State the number of lines in the material below that have "JSON" in them, without any other text.

───── Entries ─────

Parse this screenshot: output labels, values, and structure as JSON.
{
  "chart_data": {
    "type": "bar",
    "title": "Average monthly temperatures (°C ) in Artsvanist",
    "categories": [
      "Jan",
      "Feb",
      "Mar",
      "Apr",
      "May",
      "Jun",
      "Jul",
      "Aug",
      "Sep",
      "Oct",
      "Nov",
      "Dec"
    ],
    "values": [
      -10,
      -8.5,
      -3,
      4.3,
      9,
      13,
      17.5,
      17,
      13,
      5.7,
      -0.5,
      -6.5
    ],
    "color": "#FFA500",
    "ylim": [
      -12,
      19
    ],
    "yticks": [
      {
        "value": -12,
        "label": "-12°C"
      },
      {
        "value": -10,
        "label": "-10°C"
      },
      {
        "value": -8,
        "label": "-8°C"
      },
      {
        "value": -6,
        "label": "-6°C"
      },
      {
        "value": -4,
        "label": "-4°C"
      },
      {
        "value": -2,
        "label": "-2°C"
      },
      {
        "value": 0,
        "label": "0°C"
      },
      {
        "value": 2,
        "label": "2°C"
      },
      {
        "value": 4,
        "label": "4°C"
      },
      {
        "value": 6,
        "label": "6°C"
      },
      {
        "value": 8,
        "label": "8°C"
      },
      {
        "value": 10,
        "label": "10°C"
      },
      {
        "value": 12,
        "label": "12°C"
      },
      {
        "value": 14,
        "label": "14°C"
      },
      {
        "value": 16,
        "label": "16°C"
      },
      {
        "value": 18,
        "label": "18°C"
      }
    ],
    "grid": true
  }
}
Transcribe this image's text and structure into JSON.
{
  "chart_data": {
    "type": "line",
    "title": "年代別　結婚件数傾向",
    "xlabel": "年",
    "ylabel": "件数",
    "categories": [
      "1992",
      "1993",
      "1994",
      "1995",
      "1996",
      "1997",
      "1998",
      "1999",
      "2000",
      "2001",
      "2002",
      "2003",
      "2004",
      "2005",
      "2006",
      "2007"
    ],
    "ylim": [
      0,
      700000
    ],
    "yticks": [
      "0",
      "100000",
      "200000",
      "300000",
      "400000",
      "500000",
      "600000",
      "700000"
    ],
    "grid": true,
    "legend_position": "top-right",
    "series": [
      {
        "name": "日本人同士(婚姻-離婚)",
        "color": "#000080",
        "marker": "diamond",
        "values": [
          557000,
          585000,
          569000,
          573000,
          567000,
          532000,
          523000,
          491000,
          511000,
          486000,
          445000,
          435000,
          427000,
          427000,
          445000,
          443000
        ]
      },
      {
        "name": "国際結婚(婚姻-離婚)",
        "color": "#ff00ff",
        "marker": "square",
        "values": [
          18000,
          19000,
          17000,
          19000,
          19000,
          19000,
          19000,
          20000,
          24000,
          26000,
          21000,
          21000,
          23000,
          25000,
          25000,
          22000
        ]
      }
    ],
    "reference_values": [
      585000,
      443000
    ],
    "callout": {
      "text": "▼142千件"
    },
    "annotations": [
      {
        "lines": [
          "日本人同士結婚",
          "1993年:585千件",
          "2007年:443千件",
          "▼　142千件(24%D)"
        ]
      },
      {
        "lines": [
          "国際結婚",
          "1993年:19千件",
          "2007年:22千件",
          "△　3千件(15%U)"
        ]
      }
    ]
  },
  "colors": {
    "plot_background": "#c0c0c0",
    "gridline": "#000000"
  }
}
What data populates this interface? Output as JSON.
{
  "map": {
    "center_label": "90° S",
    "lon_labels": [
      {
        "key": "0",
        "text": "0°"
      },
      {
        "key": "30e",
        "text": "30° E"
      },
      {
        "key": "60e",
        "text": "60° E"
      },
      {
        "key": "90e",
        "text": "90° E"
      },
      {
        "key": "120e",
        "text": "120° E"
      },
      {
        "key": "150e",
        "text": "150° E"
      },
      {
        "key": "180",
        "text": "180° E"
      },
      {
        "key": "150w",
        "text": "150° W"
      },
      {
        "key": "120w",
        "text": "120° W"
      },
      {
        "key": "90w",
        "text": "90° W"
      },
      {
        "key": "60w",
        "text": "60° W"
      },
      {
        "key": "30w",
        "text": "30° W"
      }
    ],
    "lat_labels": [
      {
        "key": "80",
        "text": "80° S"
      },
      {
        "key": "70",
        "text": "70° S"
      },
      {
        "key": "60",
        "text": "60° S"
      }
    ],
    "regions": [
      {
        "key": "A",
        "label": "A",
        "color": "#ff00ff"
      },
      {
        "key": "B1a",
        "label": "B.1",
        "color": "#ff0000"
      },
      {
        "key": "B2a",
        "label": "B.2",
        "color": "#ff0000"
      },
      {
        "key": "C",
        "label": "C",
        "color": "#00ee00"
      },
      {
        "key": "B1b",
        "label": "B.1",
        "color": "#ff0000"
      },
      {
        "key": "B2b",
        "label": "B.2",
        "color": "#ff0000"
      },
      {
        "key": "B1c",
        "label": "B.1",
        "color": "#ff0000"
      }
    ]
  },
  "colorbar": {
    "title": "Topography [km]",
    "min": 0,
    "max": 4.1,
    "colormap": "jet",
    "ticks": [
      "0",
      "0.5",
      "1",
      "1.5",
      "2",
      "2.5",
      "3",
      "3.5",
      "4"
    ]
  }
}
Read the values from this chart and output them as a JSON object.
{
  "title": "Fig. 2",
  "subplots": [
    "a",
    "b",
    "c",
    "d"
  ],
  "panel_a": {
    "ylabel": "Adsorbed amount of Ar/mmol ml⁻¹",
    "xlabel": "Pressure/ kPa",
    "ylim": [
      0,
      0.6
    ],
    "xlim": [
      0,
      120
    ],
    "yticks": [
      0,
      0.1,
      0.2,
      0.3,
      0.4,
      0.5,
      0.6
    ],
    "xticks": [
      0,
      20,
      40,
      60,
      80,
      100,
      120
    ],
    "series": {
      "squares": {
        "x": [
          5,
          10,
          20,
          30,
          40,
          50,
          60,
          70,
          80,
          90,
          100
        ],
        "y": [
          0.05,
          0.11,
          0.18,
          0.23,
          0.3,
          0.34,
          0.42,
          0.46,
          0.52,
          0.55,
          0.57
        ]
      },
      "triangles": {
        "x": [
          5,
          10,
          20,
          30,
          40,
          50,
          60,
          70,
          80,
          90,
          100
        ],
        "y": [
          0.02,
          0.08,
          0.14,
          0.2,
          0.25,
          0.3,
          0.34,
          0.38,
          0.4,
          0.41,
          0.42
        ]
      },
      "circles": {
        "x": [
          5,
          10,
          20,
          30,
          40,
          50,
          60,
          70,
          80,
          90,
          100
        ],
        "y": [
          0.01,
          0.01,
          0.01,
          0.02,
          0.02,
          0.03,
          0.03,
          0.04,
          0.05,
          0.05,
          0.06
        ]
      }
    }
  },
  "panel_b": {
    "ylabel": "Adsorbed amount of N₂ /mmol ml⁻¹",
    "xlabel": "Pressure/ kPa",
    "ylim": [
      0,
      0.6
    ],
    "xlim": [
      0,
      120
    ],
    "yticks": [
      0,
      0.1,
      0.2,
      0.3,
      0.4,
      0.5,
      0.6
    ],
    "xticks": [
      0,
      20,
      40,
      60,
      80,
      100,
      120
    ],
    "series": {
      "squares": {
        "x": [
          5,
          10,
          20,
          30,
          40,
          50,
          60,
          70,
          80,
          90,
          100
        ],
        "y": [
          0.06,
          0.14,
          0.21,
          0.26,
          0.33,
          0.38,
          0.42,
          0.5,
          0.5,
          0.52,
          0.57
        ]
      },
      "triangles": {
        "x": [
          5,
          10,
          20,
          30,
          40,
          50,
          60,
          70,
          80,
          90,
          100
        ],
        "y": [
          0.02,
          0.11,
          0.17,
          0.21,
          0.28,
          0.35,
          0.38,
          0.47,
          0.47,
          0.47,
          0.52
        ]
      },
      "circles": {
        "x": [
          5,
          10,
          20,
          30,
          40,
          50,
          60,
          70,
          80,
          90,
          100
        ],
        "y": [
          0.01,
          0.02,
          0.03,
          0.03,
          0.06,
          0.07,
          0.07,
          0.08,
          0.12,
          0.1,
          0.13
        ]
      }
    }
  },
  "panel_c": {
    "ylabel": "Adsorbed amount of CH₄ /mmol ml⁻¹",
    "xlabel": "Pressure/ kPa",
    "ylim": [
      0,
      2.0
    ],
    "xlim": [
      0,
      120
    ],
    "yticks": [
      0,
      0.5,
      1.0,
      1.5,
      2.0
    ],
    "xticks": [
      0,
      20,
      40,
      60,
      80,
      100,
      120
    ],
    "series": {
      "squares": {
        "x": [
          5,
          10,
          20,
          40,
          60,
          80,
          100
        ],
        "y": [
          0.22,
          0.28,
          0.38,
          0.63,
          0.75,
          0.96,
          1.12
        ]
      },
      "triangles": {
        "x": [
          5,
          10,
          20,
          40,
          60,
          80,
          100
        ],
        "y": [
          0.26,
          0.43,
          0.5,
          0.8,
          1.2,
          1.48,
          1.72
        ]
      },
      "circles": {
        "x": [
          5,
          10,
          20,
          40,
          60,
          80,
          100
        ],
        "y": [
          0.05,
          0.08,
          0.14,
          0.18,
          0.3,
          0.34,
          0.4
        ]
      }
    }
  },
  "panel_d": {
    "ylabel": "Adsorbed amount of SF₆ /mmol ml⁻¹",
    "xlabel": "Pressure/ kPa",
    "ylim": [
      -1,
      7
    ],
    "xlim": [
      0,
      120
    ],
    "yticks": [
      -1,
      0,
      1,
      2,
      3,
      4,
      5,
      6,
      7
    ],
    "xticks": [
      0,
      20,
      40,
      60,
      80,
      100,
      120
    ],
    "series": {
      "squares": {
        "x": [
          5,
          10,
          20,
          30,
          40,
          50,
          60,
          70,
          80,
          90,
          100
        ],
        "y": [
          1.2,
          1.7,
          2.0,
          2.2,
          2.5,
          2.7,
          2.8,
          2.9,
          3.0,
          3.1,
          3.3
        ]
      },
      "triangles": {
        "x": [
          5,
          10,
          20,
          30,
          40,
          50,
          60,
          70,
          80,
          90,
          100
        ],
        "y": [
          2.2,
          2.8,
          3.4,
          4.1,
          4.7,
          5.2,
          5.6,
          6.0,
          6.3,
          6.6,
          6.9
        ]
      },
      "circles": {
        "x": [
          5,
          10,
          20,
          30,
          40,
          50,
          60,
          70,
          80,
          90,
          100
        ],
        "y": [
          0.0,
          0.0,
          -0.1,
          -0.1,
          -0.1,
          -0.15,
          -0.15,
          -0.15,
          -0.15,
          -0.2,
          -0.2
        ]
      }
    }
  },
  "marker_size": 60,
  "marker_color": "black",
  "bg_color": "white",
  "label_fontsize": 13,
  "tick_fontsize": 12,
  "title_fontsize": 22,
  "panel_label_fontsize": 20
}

─────

* Response for this exercise:
4